▶ YOUR GOAL
Transcribe all of the data exactly. Omit the pictures.

(Entries from a visual dataset)
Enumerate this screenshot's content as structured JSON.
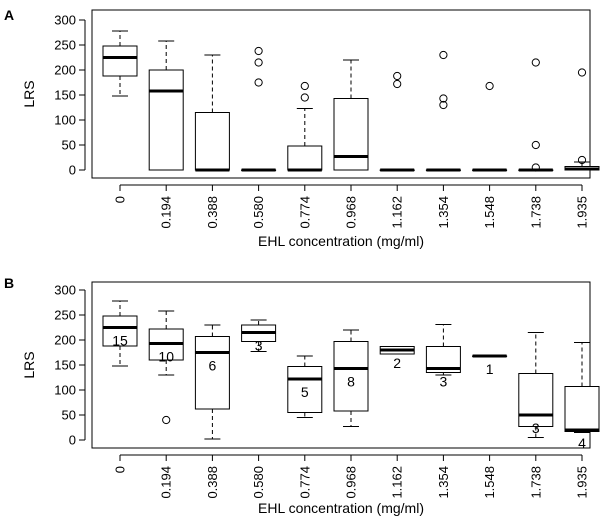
{
  "chart_data": [
    {
      "type": "boxplot",
      "panel": "A",
      "xlabel": "EHL concentration (mg/ml)",
      "ylabel": "LRS",
      "ylim": [
        0,
        300
      ],
      "yticks": [
        0,
        50,
        100,
        150,
        200,
        250,
        300
      ],
      "grid": false,
      "categories": [
        "0",
        "0.194",
        "0.388",
        "0.580",
        "0.774",
        "0.968",
        "1.162",
        "1.354",
        "1.548",
        "1.738",
        "1.935"
      ],
      "boxes": [
        {
          "whisker_low": 148,
          "q1": 188,
          "median": 225,
          "q3": 248,
          "whisker_high": 278,
          "outliers": []
        },
        {
          "whisker_low": 0,
          "q1": 0,
          "median": 158,
          "q3": 200,
          "whisker_high": 258,
          "outliers": []
        },
        {
          "whisker_low": 0,
          "q1": 0,
          "median": 0,
          "q3": 115,
          "whisker_high": 230,
          "outliers": []
        },
        {
          "whisker_low": 0,
          "q1": 0,
          "median": 0,
          "q3": 0,
          "whisker_high": 0,
          "outliers": [
            238,
            215,
            175
          ]
        },
        {
          "whisker_low": 0,
          "q1": 0,
          "median": 0,
          "q3": 48,
          "whisker_high": 123,
          "outliers": [
            168,
            145
          ]
        },
        {
          "whisker_low": 0,
          "q1": 0,
          "median": 27,
          "q3": 143,
          "whisker_high": 220,
          "outliers": []
        },
        {
          "whisker_low": 0,
          "q1": 0,
          "median": 0,
          "q3": 0,
          "whisker_high": 0,
          "outliers": [
            188,
            172
          ]
        },
        {
          "whisker_low": 0,
          "q1": 0,
          "median": 0,
          "q3": 0,
          "whisker_high": 0,
          "outliers": [
            230,
            143,
            130
          ]
        },
        {
          "whisker_low": 0,
          "q1": 0,
          "median": 0,
          "q3": 0,
          "whisker_high": 0,
          "outliers": [
            168
          ]
        },
        {
          "whisker_low": 0,
          "q1": 0,
          "median": 0,
          "q3": 0,
          "whisker_high": 0,
          "outliers": [
            215,
            50,
            5
          ]
        },
        {
          "whisker_low": 0,
          "q1": 0,
          "median": 2,
          "q3": 7,
          "whisker_high": 16,
          "outliers": [
            195,
            20
          ]
        }
      ]
    },
    {
      "type": "boxplot",
      "panel": "B",
      "xlabel": "EHL concentration (mg/ml)",
      "ylabel": "LRS",
      "ylim": [
        0,
        300
      ],
      "yticks": [
        0,
        50,
        100,
        150,
        200,
        250,
        300
      ],
      "grid": false,
      "categories": [
        "0",
        "0.194",
        "0.388",
        "0.580",
        "0.774",
        "0.968",
        "1.162",
        "1.354",
        "1.548",
        "1.738",
        "1.935"
      ],
      "boxes": [
        {
          "whisker_low": 148,
          "q1": 188,
          "median": 225,
          "q3": 248,
          "whisker_high": 278,
          "outliers": [],
          "count": "15"
        },
        {
          "whisker_low": 130,
          "q1": 160,
          "median": 193,
          "q3": 222,
          "whisker_high": 258,
          "outliers": [
            40
          ],
          "count": "10"
        },
        {
          "whisker_low": 2,
          "q1": 62,
          "median": 175,
          "q3": 207,
          "whisker_high": 230,
          "outliers": [],
          "count": "6"
        },
        {
          "whisker_low": 177,
          "q1": 197,
          "median": 215,
          "q3": 230,
          "whisker_high": 240,
          "outliers": [],
          "count": "3"
        },
        {
          "whisker_low": 45,
          "q1": 55,
          "median": 122,
          "q3": 147,
          "whisker_high": 168,
          "outliers": [],
          "count": "5"
        },
        {
          "whisker_low": 27,
          "q1": 58,
          "median": 143,
          "q3": 197,
          "whisker_high": 220,
          "outliers": [],
          "count": "8"
        },
        {
          "whisker_low": 172,
          "q1": 172,
          "median": 180,
          "q3": 187,
          "whisker_high": 187,
          "outliers": [],
          "count": "2"
        },
        {
          "whisker_low": 130,
          "q1": 135,
          "median": 143,
          "q3": 187,
          "whisker_high": 231,
          "outliers": [],
          "count": "3"
        },
        {
          "whisker_low": 168,
          "q1": 168,
          "median": 168,
          "q3": 168,
          "whisker_high": 168,
          "outliers": [],
          "count": "1"
        },
        {
          "whisker_low": 5,
          "q1": 27,
          "median": 50,
          "q3": 133,
          "whisker_high": 215,
          "outliers": [],
          "count": "3"
        },
        {
          "whisker_low": 15,
          "q1": 17,
          "median": 20,
          "q3": 107,
          "whisker_high": 195,
          "outliers": [],
          "count": "4"
        }
      ]
    }
  ]
}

▶ FINAL ANSWER
Enumerate this screenshot's content as structured JSON.
{
  "chart_data": [
    {
      "type": "boxplot",
      "panel": "A",
      "xlabel": "EHL concentration (mg/ml)",
      "ylabel": "LRS",
      "ylim": [
        0,
        300
      ],
      "yticks": [
        0,
        50,
        100,
        150,
        200,
        250,
        300
      ],
      "grid": false,
      "categories": [
        "0",
        "0.194",
        "0.388",
        "0.580",
        "0.774",
        "0.968",
        "1.162",
        "1.354",
        "1.548",
        "1.738",
        "1.935"
      ],
      "boxes": [
        {
          "whisker_low": 148,
          "q1": 188,
          "median": 225,
          "q3": 248,
          "whisker_high": 278,
          "outliers": []
        },
        {
          "whisker_low": 0,
          "q1": 0,
          "median": 158,
          "q3": 200,
          "whisker_high": 258,
          "outliers": []
        },
        {
          "whisker_low": 0,
          "q1": 0,
          "median": 0,
          "q3": 115,
          "whisker_high": 230,
          "outliers": []
        },
        {
          "whisker_low": 0,
          "q1": 0,
          "median": 0,
          "q3": 0,
          "whisker_high": 0,
          "outliers": [
            238,
            215,
            175
          ]
        },
        {
          "whisker_low": 0,
          "q1": 0,
          "median": 0,
          "q3": 48,
          "whisker_high": 123,
          "outliers": [
            168,
            145
          ]
        },
        {
          "whisker_low": 0,
          "q1": 0,
          "median": 27,
          "q3": 143,
          "whisker_high": 220,
          "outliers": []
        },
        {
          "whisker_low": 0,
          "q1": 0,
          "median": 0,
          "q3": 0,
          "whisker_high": 0,
          "outliers": [
            188,
            172
          ]
        },
        {
          "whisker_low": 0,
          "q1": 0,
          "median": 0,
          "q3": 0,
          "whisker_high": 0,
          "outliers": [
            230,
            143,
            130
          ]
        },
        {
          "whisker_low": 0,
          "q1": 0,
          "median": 0,
          "q3": 0,
          "whisker_high": 0,
          "outliers": [
            168
          ]
        },
        {
          "whisker_low": 0,
          "q1": 0,
          "median": 0,
          "q3": 0,
          "whisker_high": 0,
          "outliers": [
            215,
            50,
            5
          ]
        },
        {
          "whisker_low": 0,
          "q1": 0,
          "median": 2,
          "q3": 7,
          "whisker_high": 16,
          "outliers": [
            195,
            20
          ]
        }
      ]
    },
    {
      "type": "boxplot",
      "panel": "B",
      "xlabel": "EHL concentration (mg/ml)",
      "ylabel": "LRS",
      "ylim": [
        0,
        300
      ],
      "yticks": [
        0,
        50,
        100,
        150,
        200,
        250,
        300
      ],
      "grid": false,
      "categories": [
        "0",
        "0.194",
        "0.388",
        "0.580",
        "0.774",
        "0.968",
        "1.162",
        "1.354",
        "1.548",
        "1.738",
        "1.935"
      ],
      "boxes": [
        {
          "whisker_low": 148,
          "q1": 188,
          "median": 225,
          "q3": 248,
          "whisker_high": 278,
          "outliers": [],
          "count": "15"
        },
        {
          "whisker_low": 130,
          "q1": 160,
          "median": 193,
          "q3": 222,
          "whisker_high": 258,
          "outliers": [
            40
          ],
          "count": "10"
        },
        {
          "whisker_low": 2,
          "q1": 62,
          "median": 175,
          "q3": 207,
          "whisker_high": 230,
          "outliers": [],
          "count": "6"
        },
        {
          "whisker_low": 177,
          "q1": 197,
          "median": 215,
          "q3": 230,
          "whisker_high": 240,
          "outliers": [],
          "count": "3"
        },
        {
          "whisker_low": 45,
          "q1": 55,
          "median": 122,
          "q3": 147,
          "whisker_high": 168,
          "outliers": [],
          "count": "5"
        },
        {
          "whisker_low": 27,
          "q1": 58,
          "median": 143,
          "q3": 197,
          "whisker_high": 220,
          "outliers": [],
          "count": "8"
        },
        {
          "whisker_low": 172,
          "q1": 172,
          "median": 180,
          "q3": 187,
          "whisker_high": 187,
          "outliers": [],
          "count": "2"
        },
        {
          "whisker_low": 130,
          "q1": 135,
          "median": 143,
          "q3": 187,
          "whisker_high": 231,
          "outliers": [],
          "count": "3"
        },
        {
          "whisker_low": 168,
          "q1": 168,
          "median": 168,
          "q3": 168,
          "whisker_high": 168,
          "outliers": [],
          "count": "1"
        },
        {
          "whisker_low": 5,
          "q1": 27,
          "median": 50,
          "q3": 133,
          "whisker_high": 215,
          "outliers": [],
          "count": "3"
        },
        {
          "whisker_low": 15,
          "q1": 17,
          "median": 20,
          "q3": 107,
          "whisker_high": 195,
          "outliers": [],
          "count": "4"
        }
      ]
    }
  ]
}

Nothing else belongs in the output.